Excerpts from a dataset »

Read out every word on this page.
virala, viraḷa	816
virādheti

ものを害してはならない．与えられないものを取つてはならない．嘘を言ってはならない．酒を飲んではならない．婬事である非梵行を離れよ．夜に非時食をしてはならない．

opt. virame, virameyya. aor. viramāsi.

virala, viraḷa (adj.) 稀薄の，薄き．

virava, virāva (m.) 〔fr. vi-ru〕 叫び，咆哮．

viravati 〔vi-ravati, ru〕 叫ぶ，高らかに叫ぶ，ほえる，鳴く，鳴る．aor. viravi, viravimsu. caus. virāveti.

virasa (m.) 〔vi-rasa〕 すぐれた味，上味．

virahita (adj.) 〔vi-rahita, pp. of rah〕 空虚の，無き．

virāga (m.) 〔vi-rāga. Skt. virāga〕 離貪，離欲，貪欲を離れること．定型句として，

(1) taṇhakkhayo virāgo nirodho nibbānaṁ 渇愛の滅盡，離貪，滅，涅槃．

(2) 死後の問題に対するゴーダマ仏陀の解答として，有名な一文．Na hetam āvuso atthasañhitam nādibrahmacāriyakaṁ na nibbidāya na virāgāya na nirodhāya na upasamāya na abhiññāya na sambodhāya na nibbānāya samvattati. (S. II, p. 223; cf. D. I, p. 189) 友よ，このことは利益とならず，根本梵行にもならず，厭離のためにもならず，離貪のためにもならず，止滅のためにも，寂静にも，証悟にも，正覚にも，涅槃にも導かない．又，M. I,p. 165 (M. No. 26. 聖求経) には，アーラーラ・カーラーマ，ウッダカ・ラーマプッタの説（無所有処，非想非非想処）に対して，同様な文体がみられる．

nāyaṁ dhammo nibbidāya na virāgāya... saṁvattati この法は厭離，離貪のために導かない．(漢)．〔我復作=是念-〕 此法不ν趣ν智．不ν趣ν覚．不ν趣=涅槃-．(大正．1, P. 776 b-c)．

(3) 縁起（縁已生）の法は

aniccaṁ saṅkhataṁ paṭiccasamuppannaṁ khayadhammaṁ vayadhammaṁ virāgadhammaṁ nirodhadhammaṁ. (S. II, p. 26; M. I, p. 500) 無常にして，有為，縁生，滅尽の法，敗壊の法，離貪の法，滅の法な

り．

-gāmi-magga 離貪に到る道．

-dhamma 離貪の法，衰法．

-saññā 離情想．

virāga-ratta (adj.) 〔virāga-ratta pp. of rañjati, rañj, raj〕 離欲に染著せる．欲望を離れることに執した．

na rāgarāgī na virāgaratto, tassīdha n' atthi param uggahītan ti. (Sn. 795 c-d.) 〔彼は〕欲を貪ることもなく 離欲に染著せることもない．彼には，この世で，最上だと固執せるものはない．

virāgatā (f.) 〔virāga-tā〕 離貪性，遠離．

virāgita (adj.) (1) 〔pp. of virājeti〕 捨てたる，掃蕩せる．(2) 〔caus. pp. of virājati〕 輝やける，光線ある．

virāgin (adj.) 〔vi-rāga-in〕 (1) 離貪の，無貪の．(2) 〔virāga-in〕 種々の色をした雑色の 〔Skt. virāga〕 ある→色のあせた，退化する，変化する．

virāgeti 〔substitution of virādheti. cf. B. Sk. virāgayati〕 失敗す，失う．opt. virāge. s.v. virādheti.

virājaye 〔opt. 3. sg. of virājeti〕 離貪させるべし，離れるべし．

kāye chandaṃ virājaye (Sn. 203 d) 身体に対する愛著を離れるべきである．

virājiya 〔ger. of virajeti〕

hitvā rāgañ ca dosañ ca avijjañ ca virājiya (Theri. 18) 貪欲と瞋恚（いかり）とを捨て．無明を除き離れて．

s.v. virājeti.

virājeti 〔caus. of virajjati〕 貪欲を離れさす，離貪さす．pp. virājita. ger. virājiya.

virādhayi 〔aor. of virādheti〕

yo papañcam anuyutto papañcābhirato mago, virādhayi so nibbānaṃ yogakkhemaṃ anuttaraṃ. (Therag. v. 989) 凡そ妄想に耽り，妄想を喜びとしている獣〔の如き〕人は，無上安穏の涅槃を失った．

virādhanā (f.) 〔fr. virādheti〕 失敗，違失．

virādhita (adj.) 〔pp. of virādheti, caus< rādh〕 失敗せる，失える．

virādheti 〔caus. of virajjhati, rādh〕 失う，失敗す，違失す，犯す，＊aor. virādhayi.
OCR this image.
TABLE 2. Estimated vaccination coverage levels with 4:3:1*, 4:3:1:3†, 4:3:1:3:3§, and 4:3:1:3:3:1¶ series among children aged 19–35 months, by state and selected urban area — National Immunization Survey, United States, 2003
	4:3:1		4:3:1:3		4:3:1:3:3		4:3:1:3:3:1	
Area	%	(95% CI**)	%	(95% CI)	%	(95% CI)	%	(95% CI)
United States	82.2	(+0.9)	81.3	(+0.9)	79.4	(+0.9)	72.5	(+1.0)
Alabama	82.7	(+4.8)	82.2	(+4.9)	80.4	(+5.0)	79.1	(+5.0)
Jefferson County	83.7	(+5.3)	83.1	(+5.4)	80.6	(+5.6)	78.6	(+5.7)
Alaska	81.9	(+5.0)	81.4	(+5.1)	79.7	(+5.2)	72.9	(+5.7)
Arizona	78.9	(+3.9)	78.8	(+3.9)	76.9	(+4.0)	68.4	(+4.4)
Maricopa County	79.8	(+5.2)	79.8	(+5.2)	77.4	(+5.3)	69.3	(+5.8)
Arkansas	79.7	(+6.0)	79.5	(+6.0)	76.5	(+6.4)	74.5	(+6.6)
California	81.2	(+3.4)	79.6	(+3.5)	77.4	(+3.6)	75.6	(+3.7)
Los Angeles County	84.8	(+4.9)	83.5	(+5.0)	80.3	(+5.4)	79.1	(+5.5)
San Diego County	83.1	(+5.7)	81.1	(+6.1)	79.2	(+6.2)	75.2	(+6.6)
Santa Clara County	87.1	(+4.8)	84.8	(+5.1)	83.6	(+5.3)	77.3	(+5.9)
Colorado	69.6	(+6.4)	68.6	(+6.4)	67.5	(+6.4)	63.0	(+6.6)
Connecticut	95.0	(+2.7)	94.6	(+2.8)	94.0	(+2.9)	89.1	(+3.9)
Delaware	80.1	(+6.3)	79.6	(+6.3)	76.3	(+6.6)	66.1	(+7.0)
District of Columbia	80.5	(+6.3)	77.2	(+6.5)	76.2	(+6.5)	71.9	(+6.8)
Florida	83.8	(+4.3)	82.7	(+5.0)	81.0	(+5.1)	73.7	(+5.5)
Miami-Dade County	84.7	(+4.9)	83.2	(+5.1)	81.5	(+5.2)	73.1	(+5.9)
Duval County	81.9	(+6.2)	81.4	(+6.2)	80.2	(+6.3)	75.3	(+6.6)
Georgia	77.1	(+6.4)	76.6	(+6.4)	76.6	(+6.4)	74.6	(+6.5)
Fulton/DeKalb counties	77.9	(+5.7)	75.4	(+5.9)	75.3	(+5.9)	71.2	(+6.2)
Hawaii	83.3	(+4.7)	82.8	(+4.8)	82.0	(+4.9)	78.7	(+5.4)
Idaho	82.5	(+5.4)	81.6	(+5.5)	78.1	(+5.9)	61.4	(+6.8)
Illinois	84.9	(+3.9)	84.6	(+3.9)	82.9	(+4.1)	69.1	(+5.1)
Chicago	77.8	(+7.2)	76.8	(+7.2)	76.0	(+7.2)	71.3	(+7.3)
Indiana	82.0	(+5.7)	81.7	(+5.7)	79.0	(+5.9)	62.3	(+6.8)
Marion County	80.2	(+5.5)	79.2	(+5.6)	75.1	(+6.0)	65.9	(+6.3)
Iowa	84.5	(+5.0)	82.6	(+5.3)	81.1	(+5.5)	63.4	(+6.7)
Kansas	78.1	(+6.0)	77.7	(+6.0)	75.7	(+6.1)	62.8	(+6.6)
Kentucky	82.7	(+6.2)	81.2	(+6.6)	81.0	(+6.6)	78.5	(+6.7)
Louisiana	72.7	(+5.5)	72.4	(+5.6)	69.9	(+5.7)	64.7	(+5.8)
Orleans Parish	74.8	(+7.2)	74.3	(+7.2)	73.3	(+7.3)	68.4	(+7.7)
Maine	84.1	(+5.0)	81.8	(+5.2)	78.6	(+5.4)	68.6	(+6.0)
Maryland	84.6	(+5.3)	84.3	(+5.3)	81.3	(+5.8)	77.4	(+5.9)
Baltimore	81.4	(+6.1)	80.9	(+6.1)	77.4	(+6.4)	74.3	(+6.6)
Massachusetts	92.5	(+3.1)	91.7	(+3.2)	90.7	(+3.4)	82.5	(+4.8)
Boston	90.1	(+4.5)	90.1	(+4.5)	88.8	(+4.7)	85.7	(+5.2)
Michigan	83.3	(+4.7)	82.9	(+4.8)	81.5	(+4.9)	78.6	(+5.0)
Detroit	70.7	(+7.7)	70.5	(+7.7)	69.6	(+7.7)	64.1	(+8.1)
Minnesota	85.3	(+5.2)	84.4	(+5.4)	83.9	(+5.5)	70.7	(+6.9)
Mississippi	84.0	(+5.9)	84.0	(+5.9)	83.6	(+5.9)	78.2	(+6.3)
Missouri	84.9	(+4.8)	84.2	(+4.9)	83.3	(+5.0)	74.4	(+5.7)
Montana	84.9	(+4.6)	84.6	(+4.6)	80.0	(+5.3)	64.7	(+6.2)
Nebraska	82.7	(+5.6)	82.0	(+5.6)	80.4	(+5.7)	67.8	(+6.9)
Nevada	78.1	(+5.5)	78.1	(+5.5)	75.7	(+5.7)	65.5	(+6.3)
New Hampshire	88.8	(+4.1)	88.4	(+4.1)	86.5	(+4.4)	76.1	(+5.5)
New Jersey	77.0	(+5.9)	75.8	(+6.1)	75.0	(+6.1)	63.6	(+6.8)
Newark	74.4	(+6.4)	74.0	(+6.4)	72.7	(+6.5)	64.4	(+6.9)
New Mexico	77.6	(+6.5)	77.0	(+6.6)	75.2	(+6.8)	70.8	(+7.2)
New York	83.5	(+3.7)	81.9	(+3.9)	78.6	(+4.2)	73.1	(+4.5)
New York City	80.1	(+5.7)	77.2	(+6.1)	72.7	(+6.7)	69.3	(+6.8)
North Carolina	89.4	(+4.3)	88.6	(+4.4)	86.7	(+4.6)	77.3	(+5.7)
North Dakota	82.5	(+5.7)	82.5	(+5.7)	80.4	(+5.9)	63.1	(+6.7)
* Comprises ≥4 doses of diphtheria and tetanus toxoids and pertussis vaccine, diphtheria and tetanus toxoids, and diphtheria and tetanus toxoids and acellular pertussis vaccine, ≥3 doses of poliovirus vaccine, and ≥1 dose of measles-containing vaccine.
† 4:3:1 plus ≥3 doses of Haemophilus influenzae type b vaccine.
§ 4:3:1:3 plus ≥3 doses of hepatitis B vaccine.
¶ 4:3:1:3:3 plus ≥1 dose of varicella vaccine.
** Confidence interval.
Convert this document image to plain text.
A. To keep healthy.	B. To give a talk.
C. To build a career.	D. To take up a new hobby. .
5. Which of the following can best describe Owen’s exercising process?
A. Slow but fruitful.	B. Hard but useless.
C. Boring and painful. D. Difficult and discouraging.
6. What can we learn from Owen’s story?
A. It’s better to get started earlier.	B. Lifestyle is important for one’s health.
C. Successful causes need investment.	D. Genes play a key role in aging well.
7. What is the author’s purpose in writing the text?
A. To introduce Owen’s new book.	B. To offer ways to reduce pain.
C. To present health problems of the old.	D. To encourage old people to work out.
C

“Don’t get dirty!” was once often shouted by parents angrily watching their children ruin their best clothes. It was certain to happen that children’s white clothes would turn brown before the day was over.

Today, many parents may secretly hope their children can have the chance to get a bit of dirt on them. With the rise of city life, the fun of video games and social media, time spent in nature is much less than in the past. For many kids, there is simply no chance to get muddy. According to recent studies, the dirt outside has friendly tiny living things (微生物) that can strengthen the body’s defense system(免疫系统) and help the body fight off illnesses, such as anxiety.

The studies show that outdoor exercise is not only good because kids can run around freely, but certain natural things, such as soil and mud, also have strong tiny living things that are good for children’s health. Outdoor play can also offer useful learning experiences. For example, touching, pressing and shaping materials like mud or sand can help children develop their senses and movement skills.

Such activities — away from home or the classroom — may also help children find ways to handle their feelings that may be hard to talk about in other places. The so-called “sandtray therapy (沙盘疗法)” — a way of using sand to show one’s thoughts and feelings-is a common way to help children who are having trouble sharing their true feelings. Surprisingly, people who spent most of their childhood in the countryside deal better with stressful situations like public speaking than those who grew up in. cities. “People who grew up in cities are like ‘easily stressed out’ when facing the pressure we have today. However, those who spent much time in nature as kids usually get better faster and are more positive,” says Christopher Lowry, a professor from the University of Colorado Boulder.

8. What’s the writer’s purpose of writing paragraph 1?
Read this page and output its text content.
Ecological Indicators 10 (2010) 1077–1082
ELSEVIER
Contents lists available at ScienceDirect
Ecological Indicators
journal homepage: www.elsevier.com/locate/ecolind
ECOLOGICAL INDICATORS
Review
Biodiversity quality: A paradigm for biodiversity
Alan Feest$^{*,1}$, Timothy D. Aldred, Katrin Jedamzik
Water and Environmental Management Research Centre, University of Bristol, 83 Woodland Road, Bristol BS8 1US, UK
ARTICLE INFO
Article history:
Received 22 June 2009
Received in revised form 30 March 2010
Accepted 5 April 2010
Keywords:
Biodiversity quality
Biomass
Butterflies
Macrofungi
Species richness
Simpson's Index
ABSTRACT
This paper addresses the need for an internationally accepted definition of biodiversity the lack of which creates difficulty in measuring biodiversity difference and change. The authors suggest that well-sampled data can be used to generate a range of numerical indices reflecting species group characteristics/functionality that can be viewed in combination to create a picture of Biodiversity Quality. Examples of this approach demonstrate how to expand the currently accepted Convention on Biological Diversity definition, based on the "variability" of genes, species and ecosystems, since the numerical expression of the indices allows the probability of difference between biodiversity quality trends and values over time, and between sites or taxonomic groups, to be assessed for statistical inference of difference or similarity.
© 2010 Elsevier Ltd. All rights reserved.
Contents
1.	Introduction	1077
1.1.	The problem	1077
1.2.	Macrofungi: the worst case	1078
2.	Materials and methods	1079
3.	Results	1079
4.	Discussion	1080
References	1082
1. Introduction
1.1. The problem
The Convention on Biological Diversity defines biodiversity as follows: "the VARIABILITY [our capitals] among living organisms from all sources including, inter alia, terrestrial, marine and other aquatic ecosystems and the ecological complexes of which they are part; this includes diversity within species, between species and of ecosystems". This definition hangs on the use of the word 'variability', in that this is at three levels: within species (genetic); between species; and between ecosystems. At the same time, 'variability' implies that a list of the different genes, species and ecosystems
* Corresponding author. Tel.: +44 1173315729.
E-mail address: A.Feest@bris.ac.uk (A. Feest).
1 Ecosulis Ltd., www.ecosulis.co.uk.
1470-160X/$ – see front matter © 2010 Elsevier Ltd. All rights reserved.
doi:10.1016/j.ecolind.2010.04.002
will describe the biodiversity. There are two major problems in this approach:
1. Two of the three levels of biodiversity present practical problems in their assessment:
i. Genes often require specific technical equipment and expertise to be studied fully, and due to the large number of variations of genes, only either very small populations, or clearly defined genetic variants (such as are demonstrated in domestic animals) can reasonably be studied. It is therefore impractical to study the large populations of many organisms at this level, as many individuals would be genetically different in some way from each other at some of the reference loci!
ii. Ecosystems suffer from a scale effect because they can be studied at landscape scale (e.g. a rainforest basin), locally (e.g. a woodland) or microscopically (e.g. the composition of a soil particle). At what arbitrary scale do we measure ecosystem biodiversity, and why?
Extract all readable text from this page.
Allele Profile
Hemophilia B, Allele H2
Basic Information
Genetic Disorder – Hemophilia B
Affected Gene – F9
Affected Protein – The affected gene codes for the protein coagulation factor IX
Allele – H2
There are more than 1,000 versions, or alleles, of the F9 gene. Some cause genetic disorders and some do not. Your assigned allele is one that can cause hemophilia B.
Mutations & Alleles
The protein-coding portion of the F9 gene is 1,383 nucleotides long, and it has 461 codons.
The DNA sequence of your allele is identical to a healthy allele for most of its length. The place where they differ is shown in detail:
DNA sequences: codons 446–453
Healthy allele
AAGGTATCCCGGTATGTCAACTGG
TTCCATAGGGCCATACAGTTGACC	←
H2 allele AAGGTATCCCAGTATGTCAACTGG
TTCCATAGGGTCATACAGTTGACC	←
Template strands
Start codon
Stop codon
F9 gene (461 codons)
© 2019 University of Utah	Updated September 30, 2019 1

WHAT THE TASK REQUIRES »
Taking every line of the records above into account, tally those that contain "Macrofungi" and give only the total.

THE COMPLETED TASK »
2